### [DIRECTIVE]
Would you quote the material below in full and unchanged?

[Stored records]
□ □ □ □
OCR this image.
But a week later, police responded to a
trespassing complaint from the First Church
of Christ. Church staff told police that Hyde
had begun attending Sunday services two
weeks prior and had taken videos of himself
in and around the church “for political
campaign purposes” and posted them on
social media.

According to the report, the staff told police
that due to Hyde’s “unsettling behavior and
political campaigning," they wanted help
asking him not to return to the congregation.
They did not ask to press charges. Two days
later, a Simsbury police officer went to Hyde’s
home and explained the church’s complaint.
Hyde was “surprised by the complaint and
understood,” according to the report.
□ □ □ □
### [OUTPUT FOR THIS EXERCISE]
OCR this image.
But a week later, police responded to a
trespassing complaint from the First Church
of Christ. Church staff told police that Hyde
had begun attending Sunday services two
weeks prior and had taken videos of himself
in and around the church “for political
campaign purposes” and posted them on
social media.

According to the report, the staff told police
that due to Hyde’s “unsettling behavior and
political campaigning," they wanted help
asking him not to return to the congregation.
They did not ask to press charges. Two days
later, a Simsbury police officer went to Hyde’s
home and explained the church’s complaint.
Hyde was “surprised by the complaint and
understood,” according to the report.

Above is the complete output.